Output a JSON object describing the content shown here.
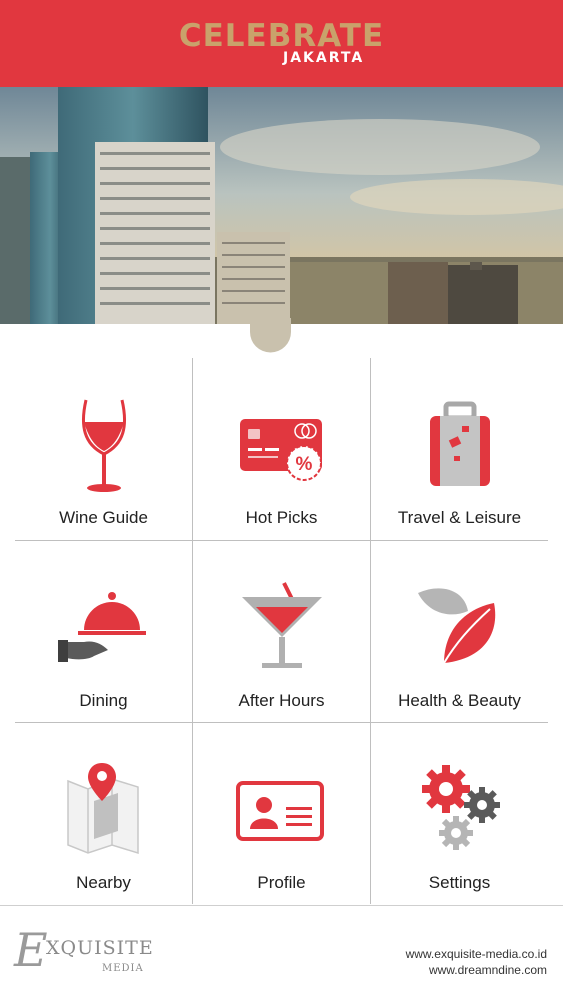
{
  "header": {
    "title": "CELEBRATE",
    "subtitle": "JAKARTA"
  },
  "menu": [
    {
      "label": "Wine Guide",
      "icon": "wine-glass-icon"
    },
    {
      "label": "Hot Picks",
      "icon": "discount-card-icon"
    },
    {
      "label": "Travel & Leisure",
      "icon": "luggage-icon"
    },
    {
      "label": "Dining",
      "icon": "cloche-icon"
    },
    {
      "label": "After Hours",
      "icon": "cocktail-icon"
    },
    {
      "label": "Health & Beauty",
      "icon": "leaf-icon"
    },
    {
      "label": "Nearby",
      "icon": "map-pin-icon"
    },
    {
      "label": "Profile",
      "icon": "id-card-icon"
    },
    {
      "label": "Settings",
      "icon": "gears-icon"
    }
  ],
  "footer": {
    "brand_name": "XQUISITE",
    "brand_initial": "E",
    "brand_sub": "MEDIA",
    "url_1": "www.exquisite-media.co.id",
    "url_2": "www.dreamndine.com"
  },
  "colors": {
    "accent": "#e1373f",
    "gold": "#c9a26b",
    "grey": "#a8a8a8"
  }
}
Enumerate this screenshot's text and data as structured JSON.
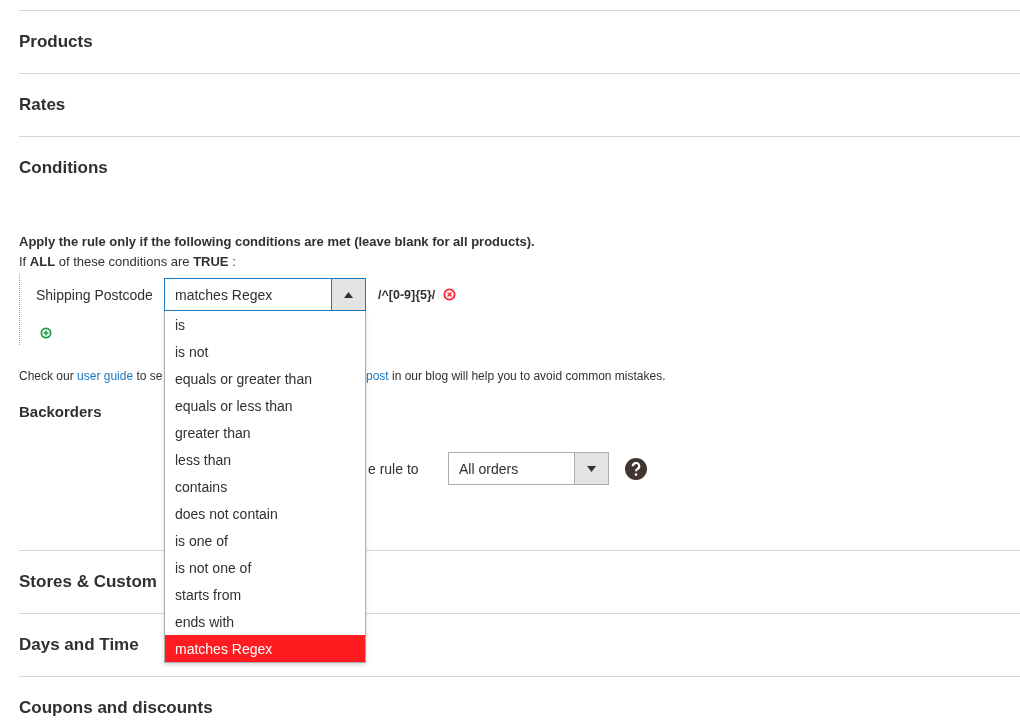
{
  "sections_top": [
    {
      "title": "Products"
    },
    {
      "title": "Rates"
    }
  ],
  "conditions": {
    "title": "Conditions",
    "intro": "Apply the rule only if the following conditions are met (leave blank for all products).",
    "if_line": "If **ALL**  of these conditions are **TRUE** :",
    "rule": {
      "attribute": "Shipping Postcode",
      "operator": "matches Regex",
      "expanded": true,
      "value": "/^[0-9]{5}/",
      "options": [
        {
          "label": "is",
          "selected": false
        },
        {
          "label": "is not",
          "selected": false
        },
        {
          "label": "equals or greater than",
          "selected": false
        },
        {
          "label": "equals or less than",
          "selected": false
        },
        {
          "label": "greater than",
          "selected": false
        },
        {
          "label": "less than",
          "selected": false
        },
        {
          "label": "contains",
          "selected": false
        },
        {
          "label": "does not contain",
          "selected": false
        },
        {
          "label": "is one of",
          "selected": false
        },
        {
          "label": "is not one of",
          "selected": false
        },
        {
          "label": "starts from",
          "selected": false
        },
        {
          "label": "ends with",
          "selected": false
        },
        {
          "label": "matches Regex",
          "selected": true
        }
      ]
    },
    "help_left": {
      "before": "Check our ",
      "link": "user guide",
      "after": " to se"
    },
    "help_right": {
      "link": "post",
      "after": " in our blog will help you to avoid common mistakes."
    },
    "backorders": {
      "title": "Backorders",
      "label": "e rule to",
      "value": "All orders"
    }
  },
  "sections_bottom": [
    {
      "title": "Stores & Custom"
    },
    {
      "title": "Days and Time"
    },
    {
      "title": "Coupons and discounts"
    }
  ]
}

☆ ☆ ☆ ☆

Your answer should be a single number: how many lines in the data above include "card"?

■ **Full output**
2